### Given instruction
The listing below should be printed exactly, every line of it. Skip the pictures.

### Dataset excerpts
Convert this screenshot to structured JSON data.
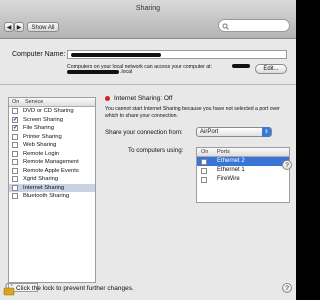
{
  "window": {
    "title": "Sharing"
  },
  "toolbar": {
    "back": "◀",
    "forward": "▶",
    "show_all": "Show All"
  },
  "computer_name": {
    "label": "Computer Name:",
    "info": "Computers on your local network can access your computer at:",
    "local_suffix": ".local",
    "edit_label": "Edit..."
  },
  "services": {
    "header_on": "On",
    "header_service": "Service",
    "items": [
      {
        "label": "DVD or CD Sharing",
        "checked": false,
        "selected": false
      },
      {
        "label": "Screen Sharing",
        "checked": true,
        "selected": false
      },
      {
        "label": "File Sharing",
        "checked": true,
        "selected": false
      },
      {
        "label": "Printer Sharing",
        "checked": false,
        "selected": false
      },
      {
        "label": "Web Sharing",
        "checked": false,
        "selected": false
      },
      {
        "label": "Remote Login",
        "checked": false,
        "selected": false
      },
      {
        "label": "Remote Management",
        "checked": false,
        "selected": false
      },
      {
        "label": "Remote Apple Events",
        "checked": false,
        "selected": false
      },
      {
        "label": "Xgrid Sharing",
        "checked": false,
        "selected": false
      },
      {
        "label": "Internet Sharing",
        "checked": false,
        "selected": true
      },
      {
        "label": "Bluetooth Sharing",
        "checked": false,
        "selected": false
      }
    ]
  },
  "internet_sharing": {
    "status": "Internet Sharing: Off",
    "description_line1": "You cannot start Internet Sharing because you have not selected a port over",
    "description_line2": "which to share your connection.",
    "share_from_label": "Share your connection from:",
    "share_from_value": "AirPort",
    "to_computers_label": "To computers using:",
    "ports_header_on": "On",
    "ports_header_ports": "Ports",
    "ports": [
      {
        "label": "Ethernet 2",
        "checked": false,
        "selected": true
      },
      {
        "label": "Ethernet 1",
        "checked": false,
        "selected": false
      },
      {
        "label": "FireWire",
        "checked": false,
        "selected": false
      }
    ]
  },
  "footer": {
    "lock_text": "Click the lock to prevent further changes.",
    "help": "?"
  },
  "colors": {
    "status_off": "#d42020",
    "selection": "#3875d7"
  },
  "icons": [
    "back-arrow-icon",
    "forward-arrow-icon",
    "search-icon",
    "lock-icon",
    "help-icon",
    "popup-arrows-icon",
    "checkmark-icon"
  ]
}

### Result of the task
Convert this screenshot to structured JSON data.
{
  "window": {
    "title": "Sharing"
  },
  "toolbar": {
    "back": "◀",
    "forward": "▶",
    "show_all": "Show All"
  },
  "computer_name": {
    "label": "Computer Name:",
    "info": "Computers on your local network can access your computer at:",
    "local_suffix": ".local",
    "edit_label": "Edit..."
  },
  "services": {
    "header_on": "On",
    "header_service": "Service",
    "items": [
      {
        "label": "DVD or CD Sharing",
        "checked": false,
        "selected": false
      },
      {
        "label": "Screen Sharing",
        "checked": true,
        "selected": false
      },
      {
        "label": "File Sharing",
        "checked": true,
        "selected": false
      },
      {
        "label": "Printer Sharing",
        "checked": false,
        "selected": false
      },
      {
        "label": "Web Sharing",
        "checked": false,
        "selected": false
      },
      {
        "label": "Remote Login",
        "checked": false,
        "selected": false
      },
      {
        "label": "Remote Management",
        "checked": false,
        "selected": false
      },
      {
        "label": "Remote Apple Events",
        "checked": false,
        "selected": false
      },
      {
        "label": "Xgrid Sharing",
        "checked": false,
        "selected": false
      },
      {
        "label": "Internet Sharing",
        "checked": false,
        "selected": true
      },
      {
        "label": "Bluetooth Sharing",
        "checked": false,
        "selected": false
      }
    ]
  },
  "internet_sharing": {
    "status": "Internet Sharing: Off",
    "description_line1": "You cannot start Internet Sharing because you have not selected a port over",
    "description_line2": "which to share your connection.",
    "share_from_label": "Share your connection from:",
    "share_from_value": "AirPort",
    "to_computers_label": "To computers using:",
    "ports_header_on": "On",
    "ports_header_ports": "Ports",
    "ports": [
      {
        "label": "Ethernet 2",
        "checked": false,
        "selected": true
      },
      {
        "label": "Ethernet 1",
        "checked": false,
        "selected": false
      },
      {
        "label": "FireWire",
        "checked": false,
        "selected": false
      }
    ]
  },
  "footer": {
    "lock_text": "Click the lock to prevent further changes.",
    "help": "?"
  },
  "colors": {
    "status_off": "#d42020",
    "selection": "#3875d7"
  },
  "icons": [
    "back-arrow-icon",
    "forward-arrow-icon",
    "search-icon",
    "lock-icon",
    "help-icon",
    "popup-arrows-icon",
    "checkmark-icon"
  ]
}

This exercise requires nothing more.